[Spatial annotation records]

-*-

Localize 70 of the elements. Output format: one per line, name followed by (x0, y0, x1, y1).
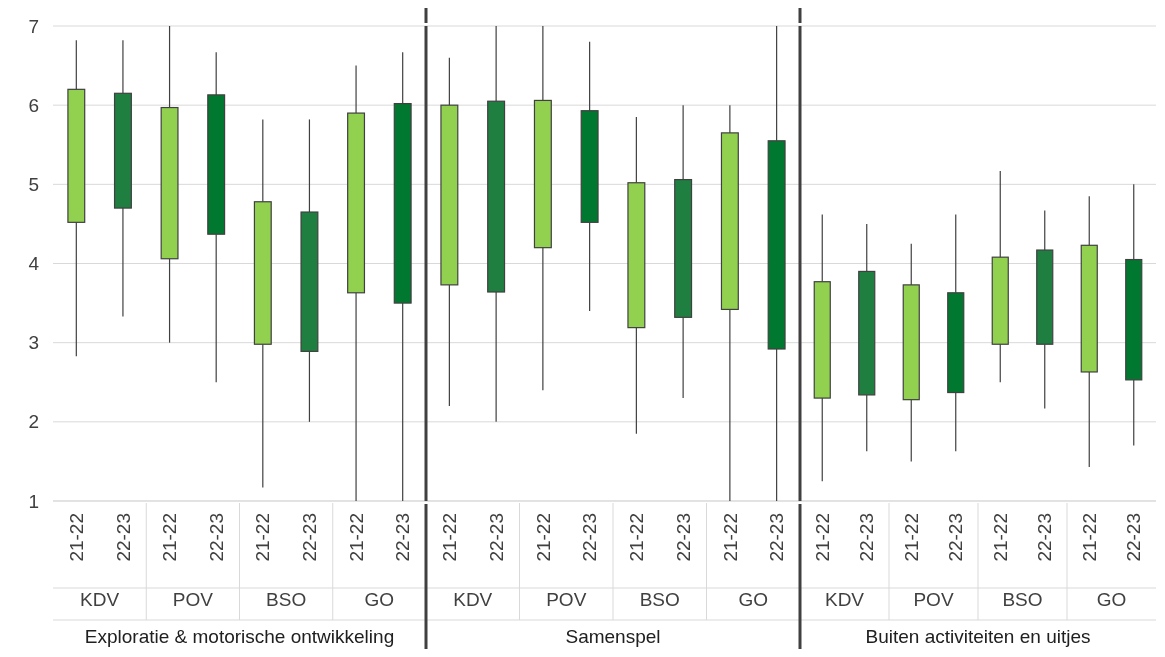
x-tick-label: 21-22 (439, 513, 461, 562)
x-axis-title: Buiten activiteiten en uitjes (865, 625, 1091, 647)
candlestick (767, 25, 786, 502)
x-tick-label: 22-23 (112, 513, 134, 562)
candlestick (67, 39, 86, 357)
text: BSO (266, 589, 307, 610)
candlestick (1080, 195, 1098, 468)
candlestick (533, 25, 552, 391)
x-tick-label: 22-23 (1034, 513, 1056, 562)
text: KDV (824, 589, 865, 610)
y-tick-label: 2 (28, 411, 39, 433)
x-tick-label: 21-22 (719, 513, 741, 562)
candlestick (947, 213, 965, 452)
y-tick-label: 4 (28, 253, 40, 275)
text: KDV (80, 589, 120, 610)
x-tick-label: 21-22 (811, 513, 833, 562)
candlestick (253, 118, 272, 489)
x-tick-label: 22-23 (392, 513, 414, 562)
candlestick (858, 223, 876, 452)
x-tick-label: 22-23 (579, 513, 601, 562)
x-tick-label: 21-22 (159, 513, 181, 562)
candlestick (487, 25, 506, 423)
x-tick-label: 21-22 (252, 513, 274, 562)
x-tick-label: 22-23 (672, 513, 694, 562)
x-tick-label: 22-23 (766, 513, 788, 562)
x-axis-title: Samenspel (565, 625, 661, 647)
x-tick-label: 22-23 (856, 513, 878, 562)
x-tick-label: 21-22 (65, 513, 87, 562)
text: POV (913, 589, 954, 610)
candlestick (207, 51, 226, 383)
text: BSO (639, 589, 680, 610)
candlestick (300, 118, 319, 423)
x-tick-label: 22-23 (299, 513, 321, 562)
text: BSO (1002, 589, 1043, 610)
text: POV (546, 589, 587, 610)
x-tick-label: 21-22 (989, 513, 1011, 562)
candlestick (902, 243, 920, 463)
candlestick (627, 116, 646, 435)
x-tick-label: 21-22 (1078, 513, 1100, 562)
text: KDV (453, 589, 493, 610)
candlestick (674, 104, 693, 399)
x-axis-title: Exploratie & motorische ontwikkeling (84, 625, 395, 647)
x-tick-label: 21-22 (626, 513, 648, 562)
candlestick (991, 170, 1009, 383)
candlestick (1125, 183, 1143, 447)
y-tick-label: 1 (28, 490, 39, 512)
x-tick-label: 21-22 (900, 513, 922, 562)
candlestick (113, 39, 132, 318)
candlestick (440, 57, 459, 407)
candlestick (580, 41, 599, 312)
x-tick-label: 21-22 (345, 513, 367, 562)
candlestick (393, 51, 412, 502)
x-tick-label: 22-23 (945, 513, 967, 562)
text: POV (172, 589, 214, 610)
x-tick-label: 21-22 (532, 513, 554, 562)
text: GO (738, 589, 769, 610)
text: GO (1096, 589, 1127, 610)
y-tick-label: 3 (28, 332, 39, 354)
candlestick (720, 104, 739, 502)
x-tick-label: 22-23 (485, 513, 507, 562)
x-tick-label: 22-23 (1123, 513, 1145, 562)
candlestick (813, 213, 831, 482)
candlestick (160, 25, 179, 344)
candlestick (1036, 209, 1054, 409)
candlestick (347, 64, 366, 502)
y-tick-label: 6 (28, 94, 39, 116)
y-tick-label: 5 (28, 173, 39, 195)
y-tick-label: 7 (28, 15, 39, 37)
x-tick-label: 22-23 (205, 513, 227, 562)
text: GO (364, 589, 395, 610)
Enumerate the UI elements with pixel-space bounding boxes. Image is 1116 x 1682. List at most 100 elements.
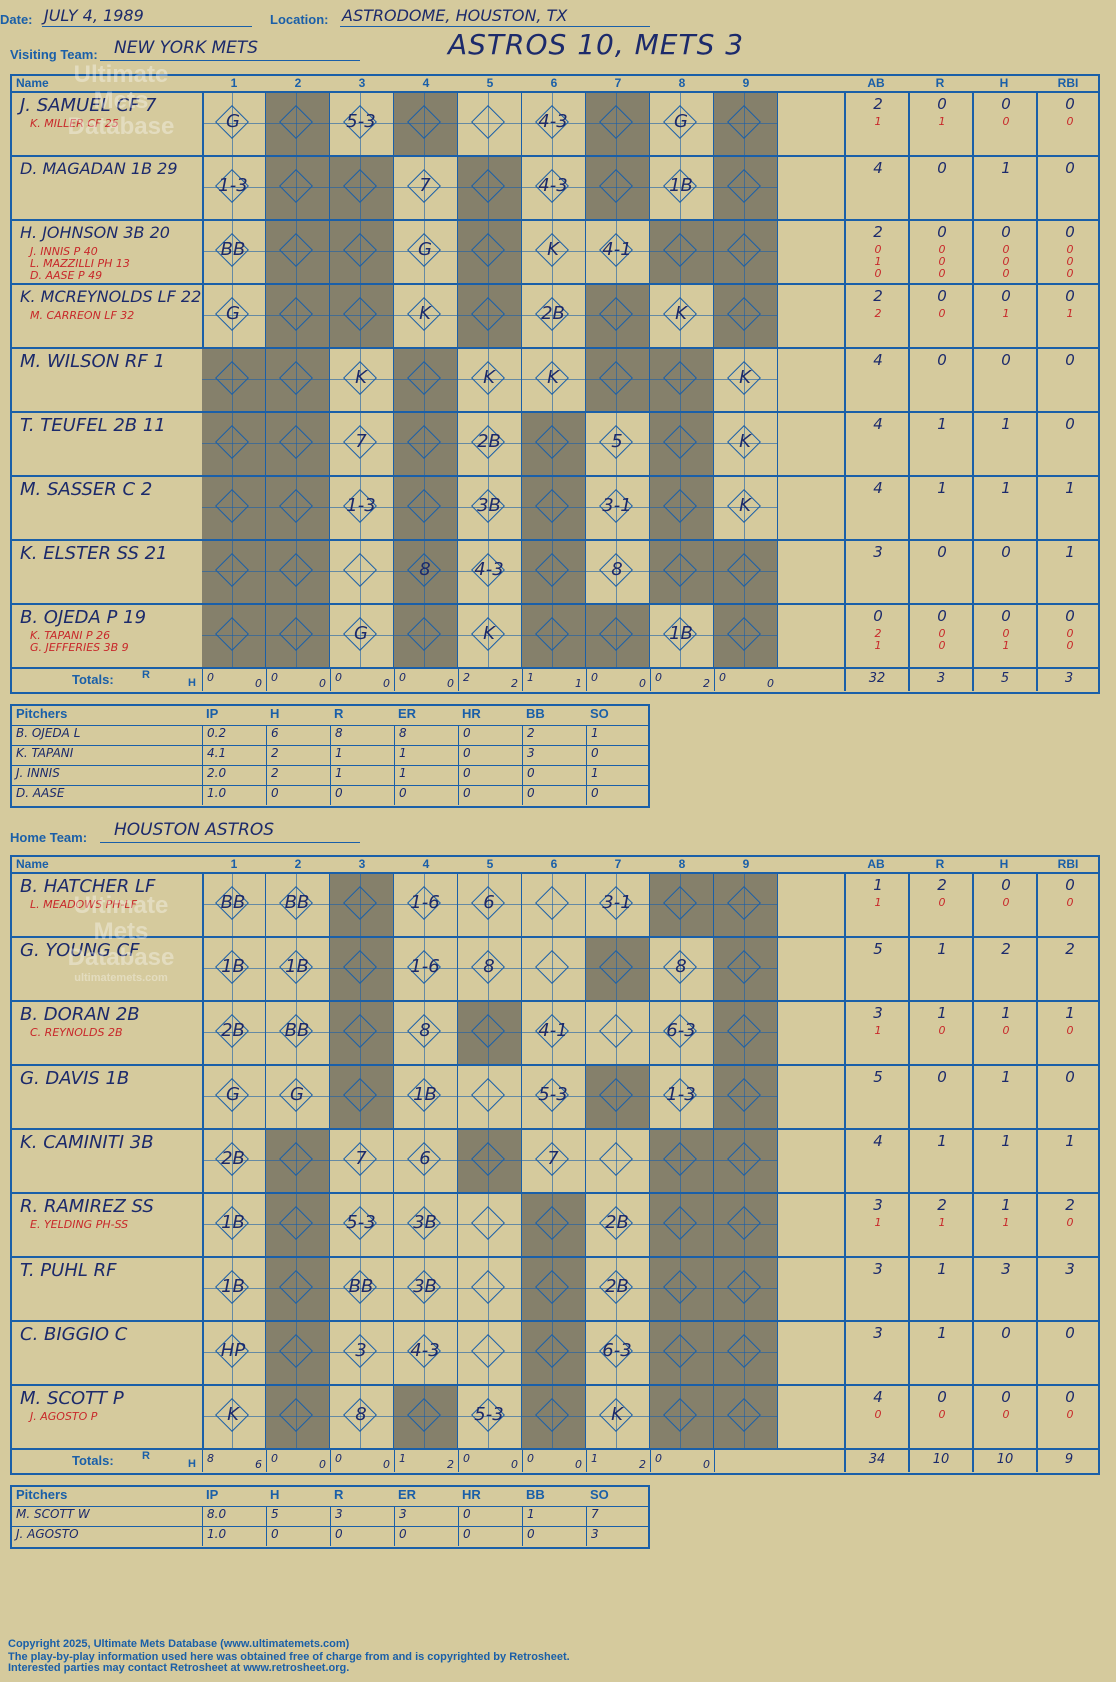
diamond bbox=[663, 1334, 697, 1368]
diamond bbox=[727, 1014, 761, 1048]
stat-value: 2 bbox=[1065, 940, 1075, 958]
play-result: 6-3 bbox=[602, 1340, 632, 1361]
cell-vline bbox=[360, 874, 361, 938]
inning-cell bbox=[714, 93, 778, 157]
diamond bbox=[279, 361, 313, 395]
cell-hline bbox=[458, 635, 521, 636]
cell-hline bbox=[458, 379, 521, 380]
name-cell bbox=[12, 1258, 204, 1322]
inning-cell bbox=[202, 605, 266, 669]
batter-row: T. TEUFEL 2B 11 7 2B 5 K 4 1 1 0 bbox=[12, 411, 1098, 477]
sub-stat-value: 0 bbox=[938, 307, 946, 320]
play-result: 1B bbox=[285, 956, 309, 977]
play-result: 8 bbox=[355, 1404, 367, 1425]
inning-cell: 8 bbox=[586, 541, 650, 605]
inning-cell bbox=[650, 874, 714, 938]
stat-cell: 2 bbox=[972, 938, 1036, 1002]
cell-vline bbox=[488, 157, 489, 221]
totals-h-label: H bbox=[188, 677, 196, 689]
stat-value: 0 bbox=[937, 223, 947, 241]
sub-stat-value: 0 bbox=[938, 267, 946, 280]
batter-name: M. WILSON RF 1 bbox=[20, 351, 165, 372]
stat-value: 5 bbox=[873, 940, 883, 958]
diamond bbox=[599, 105, 633, 139]
totals-label: Totals: bbox=[72, 1453, 114, 1468]
cell-vline bbox=[424, 413, 425, 477]
diamond bbox=[471, 105, 505, 139]
header-r: R bbox=[935, 76, 945, 90]
pitcher-bb: 0 bbox=[522, 786, 586, 805]
stat-value: 1 bbox=[1001, 159, 1011, 177]
inning-cell bbox=[458, 1322, 522, 1386]
cell-vline bbox=[232, 1066, 233, 1130]
play-result: 1-6 bbox=[410, 892, 440, 913]
pitcher-r: 1 bbox=[330, 746, 394, 765]
cell-vline bbox=[744, 477, 745, 541]
play-result: 8 bbox=[675, 956, 687, 977]
play-result: BB bbox=[220, 239, 246, 260]
cell-vline bbox=[744, 1194, 745, 1258]
sub-stat-value: 0 bbox=[1002, 1408, 1010, 1421]
inning-cell bbox=[586, 1002, 650, 1066]
cell-vline bbox=[360, 1002, 361, 1066]
stat-value: 2 bbox=[873, 95, 883, 113]
totals-hits: 0 bbox=[447, 677, 454, 690]
diamond bbox=[663, 553, 697, 587]
diamond bbox=[279, 1142, 313, 1176]
cell-vline bbox=[424, 1322, 425, 1386]
cell-vline bbox=[296, 221, 297, 285]
cell-vline bbox=[616, 605, 617, 669]
batter-row: B. DORAN 2B C. REYNOLDS 2B 2B BB 8 4-1 6-3 3 1 1 0… bbox=[12, 1000, 1098, 1066]
cell-vline bbox=[744, 349, 745, 413]
play-result: BB bbox=[348, 1276, 374, 1297]
stat-value: 2 bbox=[873, 287, 883, 305]
stat-cell: 1 bbox=[908, 1322, 972, 1386]
inning-cell bbox=[266, 1386, 330, 1450]
stat-cell: 2 bbox=[1036, 938, 1100, 1002]
stat-cell: 3 bbox=[972, 1258, 1036, 1322]
sub-stat-value: 1 bbox=[1002, 307, 1010, 320]
stat-cell: 0 bbox=[972, 1322, 1036, 1386]
header-inning-2: 2 bbox=[294, 857, 302, 871]
cell-hline bbox=[330, 507, 393, 508]
cell-hline bbox=[586, 315, 649, 316]
cell-hline bbox=[650, 1096, 713, 1097]
cell-hline bbox=[394, 1288, 457, 1289]
sub-stat-value: 0 bbox=[1066, 255, 1074, 268]
cell-vline bbox=[488, 874, 489, 938]
visiting-value: NEW YORK METS bbox=[114, 38, 259, 58]
inning-cell bbox=[330, 938, 394, 1002]
inning-cell bbox=[650, 477, 714, 541]
play-result: 8 bbox=[419, 559, 431, 580]
diamond bbox=[535, 1206, 569, 1240]
batter-name: K. MCREYNOLDS LF 22 bbox=[20, 287, 202, 306]
pitcher-er: 0 bbox=[394, 786, 458, 805]
cell-vline bbox=[232, 874, 233, 938]
inning-cell bbox=[266, 413, 330, 477]
cell-hline bbox=[650, 1288, 713, 1289]
play-result: K bbox=[419, 303, 431, 324]
diamond bbox=[535, 950, 569, 984]
batter-row: G. YOUNG CF 1B 1B 1-6 8 8 5 1 2 2 bbox=[12, 936, 1098, 1002]
cell-hline bbox=[266, 1224, 329, 1225]
cell-hline bbox=[202, 904, 265, 905]
cell-hline bbox=[266, 123, 329, 124]
inning-cell: K bbox=[714, 349, 778, 413]
cell-vline bbox=[424, 605, 425, 669]
cell-vline bbox=[232, 1002, 233, 1066]
sub-stat-value: 2 bbox=[874, 627, 882, 640]
play-result: 4-3 bbox=[538, 111, 568, 132]
header-ab: AB bbox=[867, 857, 885, 871]
inning-cell: 1-3 bbox=[202, 157, 266, 221]
stat-value: 0 bbox=[1065, 1324, 1075, 1342]
cell-vline bbox=[424, 1002, 425, 1066]
cell-hline bbox=[714, 507, 777, 508]
diamond bbox=[599, 297, 633, 331]
diamond bbox=[407, 361, 441, 395]
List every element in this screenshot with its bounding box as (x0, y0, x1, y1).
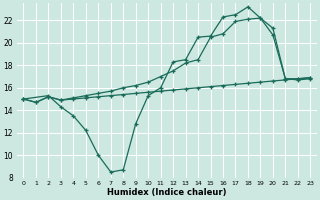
X-axis label: Humidex (Indice chaleur): Humidex (Indice chaleur) (107, 188, 227, 197)
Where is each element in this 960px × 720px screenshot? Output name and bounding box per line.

-*-

**Given task:** Reproduce the lines of the material between the lines holding "diamond bbox=[663, 1334, 697, 1368]" and "stat-cell: 1 bbox=[908, 1322, 972, 1386]", inclusive, swapping "diamond" for "base-diamond" and leaving everything else unchanged.

**Output of the task:**
base-diamond bbox=[663, 1334, 697, 1368]
base-diamond bbox=[727, 1014, 761, 1048]
stat-value: 2 bbox=[1065, 940, 1075, 958]
play-result: 6-3 bbox=[602, 1340, 632, 1361]
cell-vline bbox=[360, 874, 361, 938]
inning-cell bbox=[714, 93, 778, 157]
base-diamond bbox=[279, 361, 313, 395]
cell-hline bbox=[458, 635, 521, 636]
cell-hline bbox=[458, 379, 521, 380]
name-cell bbox=[12, 1258, 204, 1322]
inning-cell bbox=[202, 605, 266, 669]
batter-row: T. TEUFEL 2B 11 7 2B 5 K 4 1 1 0 bbox=[12, 411, 1098, 477]
sub-stat-value: 0 bbox=[938, 307, 946, 320]
play-result: 1B bbox=[285, 956, 309, 977]
play-result: 8 bbox=[355, 1404, 367, 1425]
inning-cell: 8 bbox=[586, 541, 650, 605]
inning-cell bbox=[650, 874, 714, 938]
stat-cell: 2 bbox=[972, 938, 1036, 1002]
cell-vline bbox=[488, 157, 489, 221]
totals-h-label: H bbox=[188, 677, 196, 689]
stat-value: 0 bbox=[937, 223, 947, 241]
sub-stat-value: 0 bbox=[938, 267, 946, 280]
batter-name: M. WILSON RF 1 bbox=[20, 351, 165, 372]
stat-value: 5 bbox=[873, 940, 883, 958]
base-diamond bbox=[599, 105, 633, 139]
totals-label: Totals: bbox=[72, 1453, 114, 1468]
cell-vline bbox=[424, 413, 425, 477]
base-diamond bbox=[471, 105, 505, 139]
header-r: R bbox=[935, 76, 945, 90]
pitcher-bb: 0 bbox=[522, 786, 586, 805]
stat-value: 1 bbox=[1001, 159, 1011, 177]
inning-cell bbox=[458, 1322, 522, 1386]
cell-vline bbox=[232, 1066, 233, 1130]
play-result: 1-6 bbox=[410, 892, 440, 913]
pitcher-r: 1 bbox=[330, 746, 394, 765]
cell-vline bbox=[744, 477, 745, 541]
play-result: 8 bbox=[675, 956, 687, 977]
play-result: BB bbox=[220, 239, 246, 260]
cell-vline bbox=[744, 1194, 745, 1258]
sub-stat-value: 0 bbox=[1002, 1408, 1010, 1421]
inning-cell bbox=[586, 1002, 650, 1066]
cell-vline bbox=[360, 1002, 361, 1066]
stat-value: 2 bbox=[873, 95, 883, 113]
totals-hits: 0 bbox=[447, 677, 454, 690]
base-diamond bbox=[663, 553, 697, 587]
base-diamond bbox=[279, 1142, 313, 1176]
cell-vline bbox=[424, 1322, 425, 1386]
cell-vline bbox=[296, 221, 297, 285]
cell-vline bbox=[616, 605, 617, 669]
batter-row: B. DORAN 2B C. REYNOLDS 2B 2B BB 8 4-1 6-3 3 1 1 0… bbox=[12, 1000, 1098, 1066]
cell-vline bbox=[744, 349, 745, 413]
play-result: BB bbox=[348, 1276, 374, 1297]
stat-value: 2 bbox=[873, 287, 883, 305]
stat-cell: 1 bbox=[908, 1322, 972, 1386]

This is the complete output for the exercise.